• Exercise details: Render every entry verbatim.

--- Start ---

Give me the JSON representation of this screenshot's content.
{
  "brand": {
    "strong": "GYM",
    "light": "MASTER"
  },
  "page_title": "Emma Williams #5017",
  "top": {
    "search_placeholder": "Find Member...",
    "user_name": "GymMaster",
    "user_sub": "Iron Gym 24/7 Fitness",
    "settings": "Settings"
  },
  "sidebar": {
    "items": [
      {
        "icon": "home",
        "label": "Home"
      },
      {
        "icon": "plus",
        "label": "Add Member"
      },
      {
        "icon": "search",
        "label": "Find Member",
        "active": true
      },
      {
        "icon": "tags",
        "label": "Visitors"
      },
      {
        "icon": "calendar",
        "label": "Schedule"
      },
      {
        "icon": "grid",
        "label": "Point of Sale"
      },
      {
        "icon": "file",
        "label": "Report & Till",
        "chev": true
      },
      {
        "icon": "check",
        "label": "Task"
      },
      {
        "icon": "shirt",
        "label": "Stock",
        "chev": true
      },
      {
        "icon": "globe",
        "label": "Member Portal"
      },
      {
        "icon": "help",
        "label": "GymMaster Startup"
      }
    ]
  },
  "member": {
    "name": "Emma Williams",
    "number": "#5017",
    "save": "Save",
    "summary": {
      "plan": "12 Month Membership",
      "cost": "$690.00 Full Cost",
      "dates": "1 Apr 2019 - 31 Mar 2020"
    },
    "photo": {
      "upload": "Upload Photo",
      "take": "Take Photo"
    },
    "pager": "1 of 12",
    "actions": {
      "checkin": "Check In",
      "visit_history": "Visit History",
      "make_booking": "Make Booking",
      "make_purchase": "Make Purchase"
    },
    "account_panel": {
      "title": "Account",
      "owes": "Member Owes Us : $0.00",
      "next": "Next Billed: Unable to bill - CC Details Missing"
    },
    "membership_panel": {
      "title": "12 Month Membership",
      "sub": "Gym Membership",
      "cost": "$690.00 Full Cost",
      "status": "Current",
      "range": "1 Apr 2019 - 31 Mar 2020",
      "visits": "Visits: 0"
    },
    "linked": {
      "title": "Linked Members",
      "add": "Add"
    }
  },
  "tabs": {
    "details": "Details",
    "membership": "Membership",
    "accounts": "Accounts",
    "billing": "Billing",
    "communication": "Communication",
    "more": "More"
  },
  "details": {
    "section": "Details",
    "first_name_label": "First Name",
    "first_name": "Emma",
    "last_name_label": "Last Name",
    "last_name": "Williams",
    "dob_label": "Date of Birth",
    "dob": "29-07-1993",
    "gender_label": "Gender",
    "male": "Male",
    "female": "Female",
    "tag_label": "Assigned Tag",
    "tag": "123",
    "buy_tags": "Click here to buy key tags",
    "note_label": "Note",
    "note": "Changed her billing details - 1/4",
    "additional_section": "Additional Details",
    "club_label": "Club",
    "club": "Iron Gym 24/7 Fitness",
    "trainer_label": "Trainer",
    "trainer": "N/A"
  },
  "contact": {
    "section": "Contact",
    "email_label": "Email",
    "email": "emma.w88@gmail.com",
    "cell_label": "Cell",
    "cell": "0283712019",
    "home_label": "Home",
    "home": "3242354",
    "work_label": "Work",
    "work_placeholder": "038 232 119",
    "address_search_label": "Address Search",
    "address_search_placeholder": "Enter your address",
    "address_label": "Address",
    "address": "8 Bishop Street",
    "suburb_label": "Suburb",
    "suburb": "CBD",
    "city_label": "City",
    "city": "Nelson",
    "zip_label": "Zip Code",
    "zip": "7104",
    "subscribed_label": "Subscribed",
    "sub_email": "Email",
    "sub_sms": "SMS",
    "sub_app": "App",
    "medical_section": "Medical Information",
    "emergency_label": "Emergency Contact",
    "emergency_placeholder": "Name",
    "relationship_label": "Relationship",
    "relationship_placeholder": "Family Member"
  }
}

--- End ---

• Solution to this task:
Give me the JSON representation of this screenshot's content.
{
  "brand": {
    "strong": "GYM",
    "light": "MASTER"
  },
  "page_title": "Emma Williams #5017",
  "top": {
    "search_placeholder": "Find Member...",
    "user_name": "GymMaster",
    "user_sub": "Iron Gym 24/7 Fitness",
    "settings": "Settings"
  },
  "sidebar": {
    "items": [
      {
        "icon": "home",
        "label": "Home"
      },
      {
        "icon": "plus",
        "label": "Add Member"
      },
      {
        "icon": "search",
        "label": "Find Member",
        "active": true
      },
      {
        "icon": "tags",
        "label": "Visitors"
      },
      {
        "icon": "calendar",
        "label": "Schedule"
      },
      {
        "icon": "grid",
        "label": "Point of Sale"
      },
      {
        "icon": "file",
        "label": "Report & Till",
        "chev": true
      },
      {
        "icon": "check",
        "label": "Task"
      },
      {
        "icon": "shirt",
        "label": "Stock",
        "chev": true
      },
      {
        "icon": "globe",
        "label": "Member Portal"
      },
      {
        "icon": "help",
        "label": "GymMaster Startup"
      }
    ]
  },
  "member": {
    "name": "Emma Williams",
    "number": "#5017",
    "save": "Save",
    "summary": {
      "plan": "12 Month Membership",
      "cost": "$690.00 Full Cost",
      "dates": "1 Apr 2019 - 31 Mar 2020"
    },
    "photo": {
      "upload": "Upload Photo",
      "take": "Take Photo"
    },
    "pager": "1 of 12",
    "actions": {
      "checkin": "Check In",
      "visit_history": "Visit History",
      "make_booking": "Make Booking",
      "make_purchase": "Make Purchase"
    },
    "account_panel": {
      "title": "Account",
      "owes": "Member Owes Us : $0.00",
      "next": "Next Billed: Unable to bill - CC Details Missing"
    },
    "membership_panel": {
      "title": "12 Month Membership",
      "sub": "Gym Membership",
      "cost": "$690.00 Full Cost",
      "status": "Current",
      "range": "1 Apr 2019 - 31 Mar 2020",
      "visits": "Visits: 0"
    },
    "linked": {
      "title": "Linked Members",
      "add": "Add"
    }
  },
  "tabs": {
    "details": "Details",
    "membership": "Membership",
    "accounts": "Accounts",
    "billing": "Billing",
    "communication": "Communication",
    "more": "More"
  },
  "details": {
    "section": "Details",
    "first_name_label": "First Name",
    "first_name": "Emma",
    "last_name_label": "Last Name",
    "last_name": "Williams",
    "dob_label": "Date of Birth",
    "dob": "29-07-1993",
    "gender_label": "Gender",
    "male": "Male",
    "female": "Female",
    "tag_label": "Assigned Tag",
    "tag": "123",
    "buy_tags": "Click here to buy key tags",
    "note_label": "Note",
    "note": "Changed her billing details - 1/4",
    "additional_section": "Additional Details",
    "club_label": "Club",
    "club": "Iron Gym 24/7 Fitness",
    "trainer_label": "Trainer",
    "trainer": "N/A"
  },
  "contact": {
    "section": "Contact",
    "email_label": "Email",
    "email": "emma.w88@gmail.com",
    "cell_label": "Cell",
    "cell": "0283712019",
    "home_label": "Home",
    "home": "3242354",
    "work_label": "Work",
    "work_placeholder": "038 232 119",
    "address_search_label": "Address Search",
    "address_search_placeholder": "Enter your address",
    "address_label": "Address",
    "address": "8 Bishop Street",
    "suburb_label": "Suburb",
    "suburb": "CBD",
    "city_label": "City",
    "city": "Nelson",
    "zip_label": "Zip Code",
    "zip": "7104",
    "subscribed_label": "Subscribed",
    "sub_email": "Email",
    "sub_sms": "SMS",
    "sub_app": "App",
    "medical_section": "Medical Information",
    "emergency_label": "Emergency Contact",
    "emergency_placeholder": "Name",
    "relationship_label": "Relationship",
    "relationship_placeholder": "Family Member"
  }
}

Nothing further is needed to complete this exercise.